SET PROBLEM
Pull out each line of the records holding the string "para".

RECORDS SHOWN
════════════════

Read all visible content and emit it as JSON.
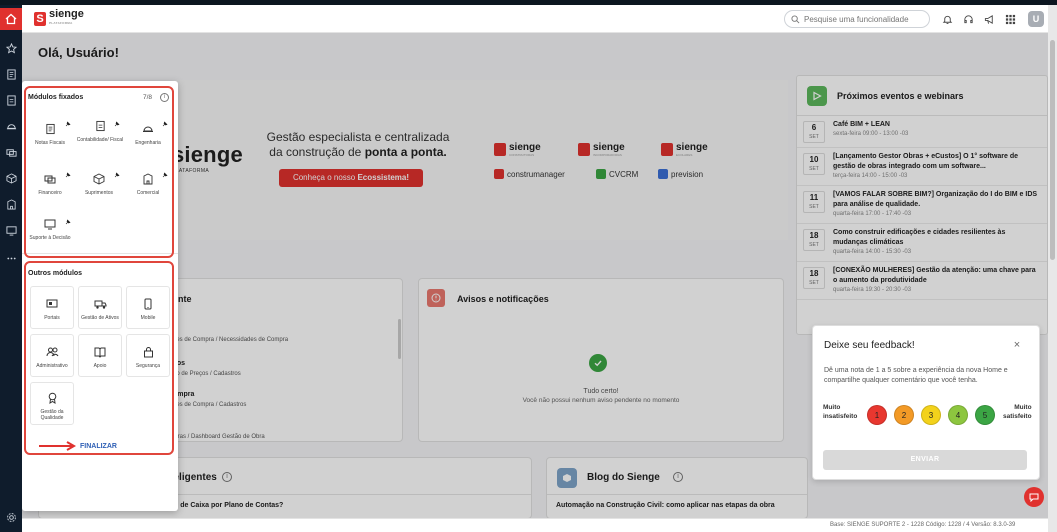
{
  "header": {
    "logo_text": "sienge",
    "logo_sub": "PLATAFORMA",
    "search_placeholder": "Pesquise uma funcionalidade",
    "avatar_letter": "U"
  },
  "greeting": "Olá, Usuário!",
  "banner": {
    "logo": "sienge",
    "logo_sub": "PLATAFORMA",
    "tagline_1": "Gestão especialista e centralizada",
    "tagline_2": "da construção de ",
    "tagline_bold": "ponta a ponta.",
    "cta_prefix": "Conheça o nosso ",
    "cta_bold": "Ecossistema!",
    "brands": [
      "sienge",
      "sienge",
      "sienge"
    ],
    "brand_subs": [
      "CONSTRUTORAS",
      "INCORPORADORAS",
      "ECOLARES"
    ],
    "partners": [
      "construmanager",
      "CVCRM",
      "prevision"
    ]
  },
  "events": {
    "title": "Próximos eventos e webinars",
    "items": [
      {
        "day": "6",
        "month": "SET",
        "title": "Café BIM + LEAN",
        "sub": "sexta-feira 09:00 - 13:00 -03"
      },
      {
        "day": "10",
        "month": "SET",
        "title": "[Lançamento Gestor Obras + eCustos] O 1° software de gestão de obras integrado com um software...",
        "sub": "terça-feira 14:00 - 15:00 -03"
      },
      {
        "day": "11",
        "month": "SET",
        "title": "[VAMOS FALAR SOBRE BIM?] Organização do I do BIM e IDS para análise de qualidade.",
        "sub": "quarta-feira 17:00 - 17:40 -03"
      },
      {
        "day": "18",
        "month": "SET",
        "title": "Como construir edificações e cidades resilientes às mudanças climáticas",
        "sub": "quarta-feira 14:00 - 15:30 -03"
      },
      {
        "day": "18",
        "month": "SET",
        "title": "[CONEXÃO MULHERES] Gestão da atenção: uma chave para o aumento da produtividade",
        "sub": "quarta-feira 19:30 - 20:30 -03"
      }
    ]
  },
  "recent": {
    "title_fragment": "ente",
    "lines": [
      {
        "bold": "",
        "text": "ões de Compra / Necessidades de Compra"
      },
      {
        "bold": "ços",
        "text": "ão de Preços / Cadastros"
      },
      {
        "bold": "ompra",
        "text": "ões de Compra / Cadastros"
      },
      {
        "bold": "",
        "text": "ibras / Dashboard Gestão de Obra"
      }
    ]
  },
  "notices": {
    "title": "Avisos e notificações",
    "empty_title": "Tudo certo!",
    "empty_sub": "Você não possui nenhum aviso pendente no momento"
  },
  "feedback": {
    "title": "Deixe seu feedback!",
    "close": "×",
    "text": "Dê uma nota de 1 a 5 sobre a experiência da nova Home e compartilhe qualquer comentário que você tenha.",
    "low_1": "Muito",
    "low_2": "insatisfeito",
    "high_1": "Muito",
    "high_2": "satisfeito",
    "ratings": [
      "1",
      "2",
      "3",
      "4",
      "5"
    ],
    "rating_colors": [
      "#e8372f",
      "#f39a26",
      "#f3d21b",
      "#8dc63f",
      "#3ba544"
    ],
    "send": "ENVIAR"
  },
  "recommendations": {
    "title": "Recomendações inteligentes",
    "item": "Como gerar e analisar o relatório Fluxo de Caixa por Plano de Contas?"
  },
  "blog": {
    "title": "Blog do Sienge",
    "item": "Automação na Construção Civil: como aplicar nas etapas da obra"
  },
  "modules_panel": {
    "fixed_title": "Módulos fixados",
    "fixed_count": "7/8",
    "fixed": [
      {
        "label": "Notas Fiscais",
        "icon": "invoice-icon"
      },
      {
        "label": "Contabilidade/ Fiscal",
        "icon": "accounting-icon"
      },
      {
        "label": "Engenharia",
        "icon": "helmet-icon"
      },
      {
        "label": "Financeiro",
        "icon": "finance-icon"
      },
      {
        "label": "Suprimentos",
        "icon": "box-icon"
      },
      {
        "label": "Comercial",
        "icon": "building-icon"
      },
      {
        "label": "Suporte à Decisão",
        "icon": "monitor-chart-icon"
      }
    ],
    "other_title": "Outros módulos",
    "others": [
      {
        "label": "Portais",
        "icon": "portal-icon"
      },
      {
        "label": "Gestão de Ativos",
        "icon": "truck-icon"
      },
      {
        "label": "Mobile",
        "icon": "mobile-icon"
      },
      {
        "label": "Administrativo",
        "icon": "people-icon"
      },
      {
        "label": "Apoio",
        "icon": "book-icon"
      },
      {
        "label": "Segurança",
        "icon": "lock-icon"
      },
      {
        "label": "Gestão da Qualidade",
        "icon": "badge-icon"
      }
    ],
    "finish": "FINALIZAR"
  },
  "footer": {
    "info": "Base: SIENGE SUPORTE 2 - 1228   Código: 1228 / 4   Versão: 8.3.0-39"
  },
  "colors": {
    "brand_red": "#e0312e",
    "sidebar": "#0f1c2c",
    "highlight": "#e0463c"
  }
}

════════════════

WORKED SOLUTION
        "title": "[VAMOS FALAR SOBRE BIM?] Organização do I do BIM e IDS para análise de qualidade.",
        "title": "[CONEXÃO MULHERES] Gestão da atenção: uma chave para o aumento da produtividade",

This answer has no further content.